* Written task *
Omit any picture, and return the remaining data exactly as written.
-.-.-
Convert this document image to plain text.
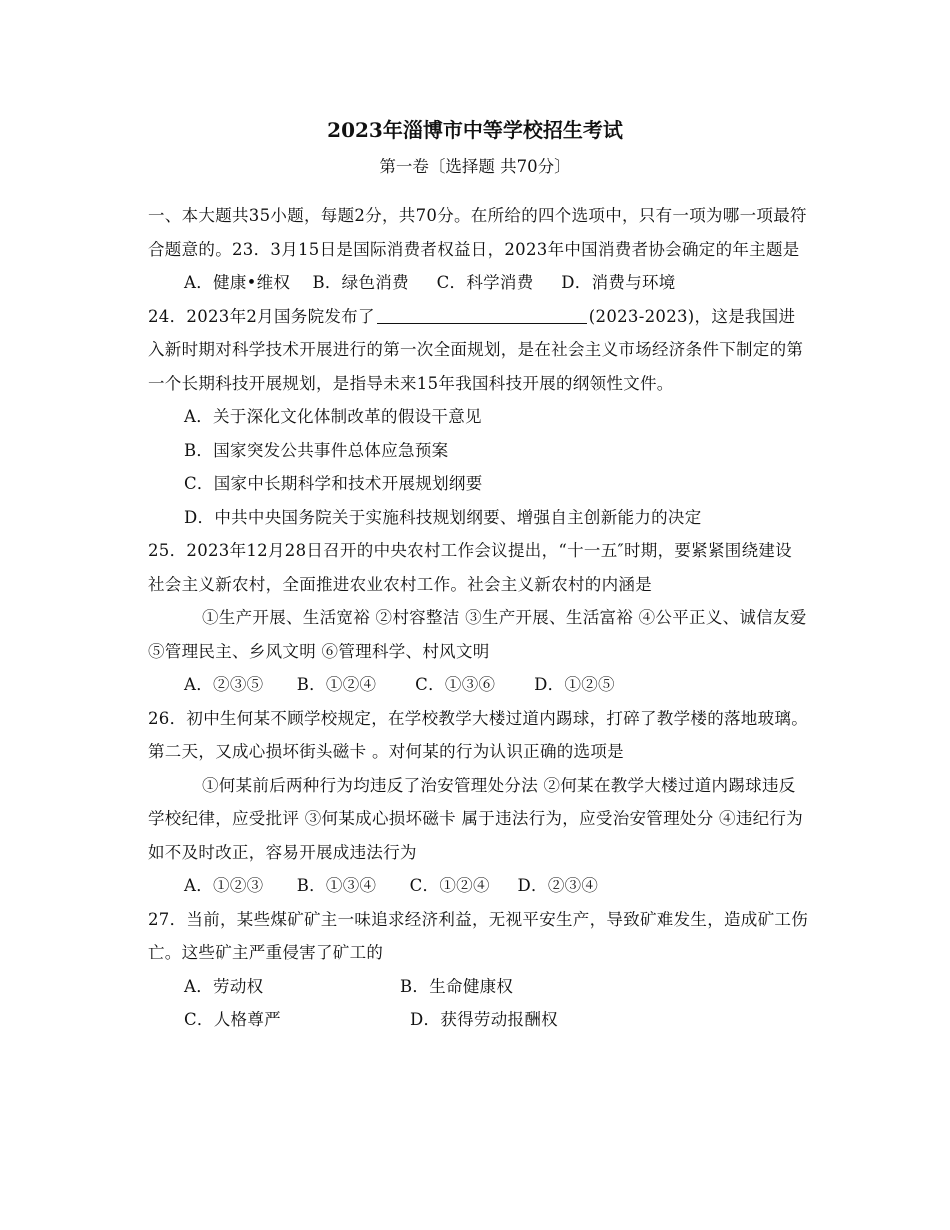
2023年淄博市中等学校招生考试
第一卷〔选择题 共70分〕

一、本大题共35小题，每题2分，共70分。在所给的四个选项中，只有一项为哪一项最符合题意的。23．3月15日是国际消费者权益日，2023年中国消费者协会确定的年主题是

A．健康•维权 B．绿色消费 C．科学消费 D．消费与环境

24．2023年2月国务院发布了	(2023-2023)，这是我国进入新时期对科学技术开展进行的第一次全面规划，是在社会主义市场经济条件下制定的第一个长期科技开展规划，是指导未来15年我国科技开展的纲领性文件。

A．关于深化文化体制改革的假设干意见

B．国家突发公共事件总体应急预案

C．国家中长期科学和技术开展规划纲要

D．中共中央国务院关于实施科技规划纲要、增强自主创新能力的决定

25．2023年12月28日召开的中央农村工作会议提出，“十一五″时期，要紧紧围绕建设社会主义新农村，全面推进农业农村工作。社会主义新农村的内涵是

①生产开展、生活宽裕 ②村容整洁 ③生产开展、生活富裕 ④公平正义、诚信友爱 ⑤管理民主、乡风文明 ⑥管理科学、村风文明

A．②③⑤ B．①②④ C．①③⑥ D．①②⑤

26．初中生何某不顾学校规定，在学校教学大楼过道内踢球，打碎了教学楼的落地玻璃。第二天，又成心损坏街头磁卡 。对何某的行为认识正确的选项是

①何某前后两种行为均违反了治安管理处分法 ②何某在教学大楼过道内踢球违反学校纪律，应受批评 ③何某成心损坏磁卡 属于违法行为，应受治安管理处分 ④违纪行为如不及时改正，容易开展成违法行为

A．①②③ B．①③④ C．①②④ D．②③④

27．当前，某些煤矿矿主一味追求经济利益，无视平安生产，导致矿难发生，造成矿工伤亡。这些矿主严重侵害了矿工的

A．劳动权	B．生命健康权

C．人格尊严	D．获得劳动报酬权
-.-.-
* Output *
Convert this document image to plain text.
2023年淄博市中等学校招生考试
第一卷〔选择题 共70分〕

一、本大题共35小题，每题2分，共70分。在所给的四个选项中，只有一项为哪一项最符合题意的。23．3月15日是国际消费者权益日，2023年中国消费者协会确定的年主题是

A．健康•维权 B．绿色消费 C．科学消费 D．消费与环境

24．2023年2月国务院发布了	(2023-2023)，这是我国进入新时期对科学技术开展进行的第一次全面规划，是在社会主义市场经济条件下制定的第一个长期科技开展规划，是指导未来15年我国科技开展的纲领性文件。

A．关于深化文化体制改革的假设干意见

B．国家突发公共事件总体应急预案

C．国家中长期科学和技术开展规划纲要

D．中共中央国务院关于实施科技规划纲要、增强自主创新能力的决定

25．2023年12月28日召开的中央农村工作会议提出，“十一五″时期，要紧紧围绕建设社会主义新农村，全面推进农业农村工作。社会主义新农村的内涵是

①生产开展、生活宽裕 ②村容整洁 ③生产开展、生活富裕 ④公平正义、诚信友爱 ⑤管理民主、乡风文明 ⑥管理科学、村风文明

A．②③⑤ B．①②④ C．①③⑥ D．①②⑤

26．初中生何某不顾学校规定，在学校教学大楼过道内踢球，打碎了教学楼的落地玻璃。第二天，又成心损坏街头磁卡 。对何某的行为认识正确的选项是

①何某前后两种行为均违反了治安管理处分法 ②何某在教学大楼过道内踢球违反学校纪律，应受批评 ③何某成心损坏磁卡 属于违法行为，应受治安管理处分 ④违纪行为如不及时改正，容易开展成违法行为

A．①②③ B．①③④ C．①②④ D．②③④

27．当前，某些煤矿矿主一味追求经济利益，无视平安生产，导致矿难发生，造成矿工伤亡。这些矿主严重侵害了矿工的

A．劳动权	B．生命健康权

C．人格尊严	D．获得劳动报酬权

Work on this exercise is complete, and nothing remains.